TASK – Say how many lines of the material below contain the word "right", with no other words.

DATA PROVIDED –
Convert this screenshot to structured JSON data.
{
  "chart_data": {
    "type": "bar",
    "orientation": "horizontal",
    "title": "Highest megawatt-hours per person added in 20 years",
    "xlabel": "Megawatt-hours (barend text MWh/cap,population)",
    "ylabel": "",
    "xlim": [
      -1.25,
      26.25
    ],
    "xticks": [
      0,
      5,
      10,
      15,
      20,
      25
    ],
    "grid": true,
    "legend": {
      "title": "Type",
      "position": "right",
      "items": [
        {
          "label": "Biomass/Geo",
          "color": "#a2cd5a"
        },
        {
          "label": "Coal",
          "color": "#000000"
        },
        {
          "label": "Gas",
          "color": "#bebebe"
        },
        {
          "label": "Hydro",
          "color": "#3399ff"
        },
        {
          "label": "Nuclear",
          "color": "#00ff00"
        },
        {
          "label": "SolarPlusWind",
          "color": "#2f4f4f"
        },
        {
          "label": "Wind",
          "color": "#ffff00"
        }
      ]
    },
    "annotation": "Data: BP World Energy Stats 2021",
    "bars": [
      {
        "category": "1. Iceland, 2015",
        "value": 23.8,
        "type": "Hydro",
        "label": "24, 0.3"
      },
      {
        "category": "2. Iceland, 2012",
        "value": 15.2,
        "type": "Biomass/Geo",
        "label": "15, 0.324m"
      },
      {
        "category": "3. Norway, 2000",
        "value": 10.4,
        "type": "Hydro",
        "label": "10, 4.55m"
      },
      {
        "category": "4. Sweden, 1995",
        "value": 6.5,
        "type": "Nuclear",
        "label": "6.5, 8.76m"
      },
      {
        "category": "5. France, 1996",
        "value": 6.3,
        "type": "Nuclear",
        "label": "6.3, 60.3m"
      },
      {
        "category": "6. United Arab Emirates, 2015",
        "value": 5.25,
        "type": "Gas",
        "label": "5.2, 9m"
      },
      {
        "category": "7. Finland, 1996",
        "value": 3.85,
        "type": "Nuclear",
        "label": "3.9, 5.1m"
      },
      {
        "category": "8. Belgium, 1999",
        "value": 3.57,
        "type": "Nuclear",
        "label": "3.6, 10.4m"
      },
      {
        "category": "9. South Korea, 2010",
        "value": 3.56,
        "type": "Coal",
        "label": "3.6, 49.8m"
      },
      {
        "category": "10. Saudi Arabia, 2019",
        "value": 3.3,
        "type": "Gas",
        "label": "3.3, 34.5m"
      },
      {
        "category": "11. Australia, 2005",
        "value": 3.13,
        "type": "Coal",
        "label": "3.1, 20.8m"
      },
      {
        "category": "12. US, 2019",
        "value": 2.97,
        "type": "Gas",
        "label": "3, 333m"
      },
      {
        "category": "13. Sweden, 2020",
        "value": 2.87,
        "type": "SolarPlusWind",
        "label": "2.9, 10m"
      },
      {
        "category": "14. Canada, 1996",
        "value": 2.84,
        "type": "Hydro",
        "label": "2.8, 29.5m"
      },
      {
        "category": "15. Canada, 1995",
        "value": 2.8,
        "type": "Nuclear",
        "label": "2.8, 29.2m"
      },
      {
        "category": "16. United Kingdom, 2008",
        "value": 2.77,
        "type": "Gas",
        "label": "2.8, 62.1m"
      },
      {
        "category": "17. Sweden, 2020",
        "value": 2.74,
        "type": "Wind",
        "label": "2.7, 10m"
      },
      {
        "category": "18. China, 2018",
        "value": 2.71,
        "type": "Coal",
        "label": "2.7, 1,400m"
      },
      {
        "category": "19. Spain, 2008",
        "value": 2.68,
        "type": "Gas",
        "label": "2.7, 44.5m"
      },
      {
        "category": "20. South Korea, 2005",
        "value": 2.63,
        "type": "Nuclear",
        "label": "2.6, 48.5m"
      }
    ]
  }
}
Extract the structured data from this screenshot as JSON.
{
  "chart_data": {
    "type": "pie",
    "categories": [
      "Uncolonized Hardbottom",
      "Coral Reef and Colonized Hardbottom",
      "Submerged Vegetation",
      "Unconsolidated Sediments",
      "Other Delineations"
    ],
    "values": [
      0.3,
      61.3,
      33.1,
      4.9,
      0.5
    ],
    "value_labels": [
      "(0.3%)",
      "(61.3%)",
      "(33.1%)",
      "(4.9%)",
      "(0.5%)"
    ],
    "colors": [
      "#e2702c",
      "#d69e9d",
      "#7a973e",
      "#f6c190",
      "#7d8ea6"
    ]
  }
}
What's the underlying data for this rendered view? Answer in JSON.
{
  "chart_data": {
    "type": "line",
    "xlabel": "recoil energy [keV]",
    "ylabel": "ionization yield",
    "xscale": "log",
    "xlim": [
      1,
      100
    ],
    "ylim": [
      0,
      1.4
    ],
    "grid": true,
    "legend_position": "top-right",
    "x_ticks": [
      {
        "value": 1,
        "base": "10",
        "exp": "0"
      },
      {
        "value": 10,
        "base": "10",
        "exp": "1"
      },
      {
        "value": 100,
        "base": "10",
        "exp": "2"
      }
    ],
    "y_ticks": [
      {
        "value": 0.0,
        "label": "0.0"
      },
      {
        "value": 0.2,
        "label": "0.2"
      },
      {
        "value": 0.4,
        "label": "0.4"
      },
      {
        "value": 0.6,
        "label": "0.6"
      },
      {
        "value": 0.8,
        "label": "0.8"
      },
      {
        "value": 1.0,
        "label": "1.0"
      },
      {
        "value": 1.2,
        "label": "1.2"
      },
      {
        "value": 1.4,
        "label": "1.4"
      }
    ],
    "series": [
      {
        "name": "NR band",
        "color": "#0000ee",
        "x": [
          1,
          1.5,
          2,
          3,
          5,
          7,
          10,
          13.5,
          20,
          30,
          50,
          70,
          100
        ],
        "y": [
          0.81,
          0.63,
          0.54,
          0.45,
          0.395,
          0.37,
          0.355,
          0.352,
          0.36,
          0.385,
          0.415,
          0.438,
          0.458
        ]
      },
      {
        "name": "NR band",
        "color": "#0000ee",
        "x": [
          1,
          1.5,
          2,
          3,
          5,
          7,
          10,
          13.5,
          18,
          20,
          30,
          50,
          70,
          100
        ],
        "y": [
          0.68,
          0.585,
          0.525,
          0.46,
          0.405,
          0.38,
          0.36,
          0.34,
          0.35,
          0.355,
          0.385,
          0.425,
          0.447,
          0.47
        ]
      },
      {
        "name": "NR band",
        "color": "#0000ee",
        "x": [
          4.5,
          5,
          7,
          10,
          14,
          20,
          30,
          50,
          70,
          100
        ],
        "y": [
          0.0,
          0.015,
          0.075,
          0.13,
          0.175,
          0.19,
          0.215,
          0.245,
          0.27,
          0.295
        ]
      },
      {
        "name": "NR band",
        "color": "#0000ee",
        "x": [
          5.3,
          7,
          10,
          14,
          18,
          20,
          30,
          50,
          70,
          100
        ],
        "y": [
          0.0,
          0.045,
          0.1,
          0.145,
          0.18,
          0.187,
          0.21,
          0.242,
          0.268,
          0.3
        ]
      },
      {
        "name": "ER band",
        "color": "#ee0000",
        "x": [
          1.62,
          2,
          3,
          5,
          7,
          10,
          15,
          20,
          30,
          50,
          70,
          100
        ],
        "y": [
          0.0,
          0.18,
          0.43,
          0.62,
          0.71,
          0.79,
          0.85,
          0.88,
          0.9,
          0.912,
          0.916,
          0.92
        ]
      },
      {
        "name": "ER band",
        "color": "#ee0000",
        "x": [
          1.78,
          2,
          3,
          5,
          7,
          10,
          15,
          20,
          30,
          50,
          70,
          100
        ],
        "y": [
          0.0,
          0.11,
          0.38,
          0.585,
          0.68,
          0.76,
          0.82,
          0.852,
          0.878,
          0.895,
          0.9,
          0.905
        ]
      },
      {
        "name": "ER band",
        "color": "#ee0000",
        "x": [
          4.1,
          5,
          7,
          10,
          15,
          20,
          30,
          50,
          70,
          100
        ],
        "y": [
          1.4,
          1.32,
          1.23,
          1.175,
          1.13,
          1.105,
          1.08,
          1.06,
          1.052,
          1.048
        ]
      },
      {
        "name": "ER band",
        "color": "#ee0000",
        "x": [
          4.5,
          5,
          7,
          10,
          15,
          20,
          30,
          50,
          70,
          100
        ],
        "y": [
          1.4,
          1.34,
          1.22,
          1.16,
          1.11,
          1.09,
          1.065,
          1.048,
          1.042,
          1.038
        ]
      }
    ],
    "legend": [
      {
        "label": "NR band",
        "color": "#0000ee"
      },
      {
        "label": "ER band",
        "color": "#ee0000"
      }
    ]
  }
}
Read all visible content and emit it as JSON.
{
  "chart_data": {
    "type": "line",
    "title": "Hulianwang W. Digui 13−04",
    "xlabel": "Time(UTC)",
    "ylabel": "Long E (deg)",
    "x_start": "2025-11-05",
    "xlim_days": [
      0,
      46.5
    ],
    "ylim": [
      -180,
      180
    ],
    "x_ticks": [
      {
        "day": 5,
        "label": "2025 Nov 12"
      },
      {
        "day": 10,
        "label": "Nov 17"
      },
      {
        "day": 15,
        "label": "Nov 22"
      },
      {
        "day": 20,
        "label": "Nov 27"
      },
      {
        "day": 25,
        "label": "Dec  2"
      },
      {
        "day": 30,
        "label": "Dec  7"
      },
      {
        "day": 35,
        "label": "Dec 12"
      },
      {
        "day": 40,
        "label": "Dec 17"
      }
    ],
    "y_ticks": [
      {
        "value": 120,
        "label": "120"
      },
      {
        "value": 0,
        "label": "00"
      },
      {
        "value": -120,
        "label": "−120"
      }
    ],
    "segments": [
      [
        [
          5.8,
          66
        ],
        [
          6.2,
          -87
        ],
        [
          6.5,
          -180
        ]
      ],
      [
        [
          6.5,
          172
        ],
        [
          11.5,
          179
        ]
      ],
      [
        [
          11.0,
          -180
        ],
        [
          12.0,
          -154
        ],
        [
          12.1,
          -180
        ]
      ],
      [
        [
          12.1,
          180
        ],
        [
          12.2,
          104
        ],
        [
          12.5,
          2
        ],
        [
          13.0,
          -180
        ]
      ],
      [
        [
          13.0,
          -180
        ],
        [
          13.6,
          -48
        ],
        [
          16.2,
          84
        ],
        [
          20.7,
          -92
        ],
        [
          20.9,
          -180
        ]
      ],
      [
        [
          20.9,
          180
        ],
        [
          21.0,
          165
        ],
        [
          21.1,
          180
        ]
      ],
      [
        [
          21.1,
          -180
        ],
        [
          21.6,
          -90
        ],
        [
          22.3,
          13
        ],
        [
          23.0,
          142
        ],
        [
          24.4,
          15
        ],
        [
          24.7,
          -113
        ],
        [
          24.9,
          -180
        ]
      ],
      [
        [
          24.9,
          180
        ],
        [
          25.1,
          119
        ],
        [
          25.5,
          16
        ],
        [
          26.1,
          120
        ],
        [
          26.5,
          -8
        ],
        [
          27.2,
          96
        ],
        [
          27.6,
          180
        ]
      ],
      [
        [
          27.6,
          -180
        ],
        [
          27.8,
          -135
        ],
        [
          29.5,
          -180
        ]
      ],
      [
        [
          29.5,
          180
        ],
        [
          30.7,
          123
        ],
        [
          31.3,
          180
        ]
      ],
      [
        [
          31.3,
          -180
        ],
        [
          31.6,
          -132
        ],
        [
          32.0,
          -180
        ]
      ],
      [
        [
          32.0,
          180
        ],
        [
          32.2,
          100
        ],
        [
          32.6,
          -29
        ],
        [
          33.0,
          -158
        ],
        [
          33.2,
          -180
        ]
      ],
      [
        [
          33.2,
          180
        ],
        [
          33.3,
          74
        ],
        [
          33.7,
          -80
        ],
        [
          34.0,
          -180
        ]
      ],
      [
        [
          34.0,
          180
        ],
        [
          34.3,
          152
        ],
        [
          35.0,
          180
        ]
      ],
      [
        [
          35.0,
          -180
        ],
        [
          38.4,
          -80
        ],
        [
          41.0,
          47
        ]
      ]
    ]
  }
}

WRITTEN SOLUTION – 2